[THE REQUEST]: Below is some material; transcribe all of it exactly.

Stored data:

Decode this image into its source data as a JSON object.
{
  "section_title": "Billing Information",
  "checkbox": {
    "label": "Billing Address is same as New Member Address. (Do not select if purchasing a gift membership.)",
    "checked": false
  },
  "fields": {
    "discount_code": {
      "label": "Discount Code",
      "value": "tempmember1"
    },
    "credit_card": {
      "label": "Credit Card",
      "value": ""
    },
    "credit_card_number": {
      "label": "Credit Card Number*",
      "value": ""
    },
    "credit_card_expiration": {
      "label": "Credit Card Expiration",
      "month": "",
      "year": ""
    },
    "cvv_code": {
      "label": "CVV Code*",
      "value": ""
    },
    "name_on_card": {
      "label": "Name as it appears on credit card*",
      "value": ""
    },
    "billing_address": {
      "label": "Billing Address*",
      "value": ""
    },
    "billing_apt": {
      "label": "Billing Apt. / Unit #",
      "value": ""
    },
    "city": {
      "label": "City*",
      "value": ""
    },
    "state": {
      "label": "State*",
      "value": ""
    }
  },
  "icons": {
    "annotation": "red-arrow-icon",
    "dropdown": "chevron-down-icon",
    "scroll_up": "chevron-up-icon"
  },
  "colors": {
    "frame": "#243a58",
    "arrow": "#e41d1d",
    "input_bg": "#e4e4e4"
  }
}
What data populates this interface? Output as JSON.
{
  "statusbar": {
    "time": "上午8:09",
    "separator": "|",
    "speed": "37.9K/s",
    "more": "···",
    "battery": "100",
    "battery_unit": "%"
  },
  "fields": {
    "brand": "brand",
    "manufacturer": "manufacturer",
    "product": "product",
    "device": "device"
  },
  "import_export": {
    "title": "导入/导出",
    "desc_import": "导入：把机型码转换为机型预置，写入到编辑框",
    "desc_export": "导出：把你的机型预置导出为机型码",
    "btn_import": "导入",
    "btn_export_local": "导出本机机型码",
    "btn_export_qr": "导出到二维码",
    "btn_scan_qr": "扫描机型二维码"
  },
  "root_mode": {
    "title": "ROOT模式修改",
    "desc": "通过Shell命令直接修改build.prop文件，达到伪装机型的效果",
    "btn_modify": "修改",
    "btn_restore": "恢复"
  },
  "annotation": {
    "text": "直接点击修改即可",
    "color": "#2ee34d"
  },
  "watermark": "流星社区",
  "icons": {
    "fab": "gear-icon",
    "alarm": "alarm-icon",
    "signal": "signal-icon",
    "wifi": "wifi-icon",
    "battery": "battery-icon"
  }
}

[ANSWER FOR THIS EXERCISE]:
Decode this image into its source data as a JSON object.
{
  "section_title": "Billing Information",
  "checkbox": {
    "label": "Billing Address is same as New Member Address. (Do not select if purchasing a gift membership.)",
    "checked": false
  },
  "fields": {
    "discount_code": {
      "label": "Discount Code",
      "value": "tempmember1"
    },
    "credit_card": {
      "label": "Credit Card",
      "value": ""
    },
    "credit_card_number": {
      "label": "Credit Card Number*",
      "value": ""
    },
    "credit_card_expiration": {
      "label": "Credit Card Expiration",
      "month": "",
      "year": ""
    },
    "cvv_code": {
      "label": "CVV Code*",
      "value": ""
    },
    "name_on_card": {
      "label": "Name as it appears on credit card*",
      "value": ""
    },
    "billing_address": {
      "label": "Billing Address*",
      "value": ""
    },
    "billing_apt": {
      "label": "Billing Apt. / Unit #",
      "value": ""
    },
    "city": {
      "label": "City*",
      "value": ""
    },
    "state": {
      "label": "State*",
      "value": ""
    }
  },
  "icons": {
    "annotation": "red-arrow-icon",
    "dropdown": "chevron-down-icon",
    "scroll_up": "chevron-up-icon"
  },
  "colors": {
    "frame": "#243a58",
    "arrow": "#e41d1d",
    "input_bg": "#e4e4e4"
  }
}
What data populates this interface? Output as JSON.
{
  "statusbar": {
    "time": "上午8:09",
    "separator": "|",
    "speed": "37.9K/s",
    "more": "···",
    "battery": "100",
    "battery_unit": "%"
  },
  "fields": {
    "brand": "brand",
    "manufacturer": "manufacturer",
    "product": "product",
    "device": "device"
  },
  "import_export": {
    "title": "导入/导出",
    "desc_import": "导入：把机型码转换为机型预置，写入到编辑框",
    "desc_export": "导出：把你的机型预置导出为机型码",
    "btn_import": "导入",
    "btn_export_local": "导出本机机型码",
    "btn_export_qr": "导出到二维码",
    "btn_scan_qr": "扫描机型二维码"
  },
  "root_mode": {
    "title": "ROOT模式修改",
    "desc": "通过Shell命令直接修改build.prop文件，达到伪装机型的效果",
    "btn_modify": "修改",
    "btn_restore": "恢复"
  },
  "annotation": {
    "text": "直接点击修改即可",
    "color": "#2ee34d"
  },
  "watermark": "流星社区",
  "icons": {
    "fab": "gear-icon",
    "alarm": "alarm-icon",
    "signal": "signal-icon",
    "wifi": "wifi-icon",
    "battery": "battery-icon"
  }
}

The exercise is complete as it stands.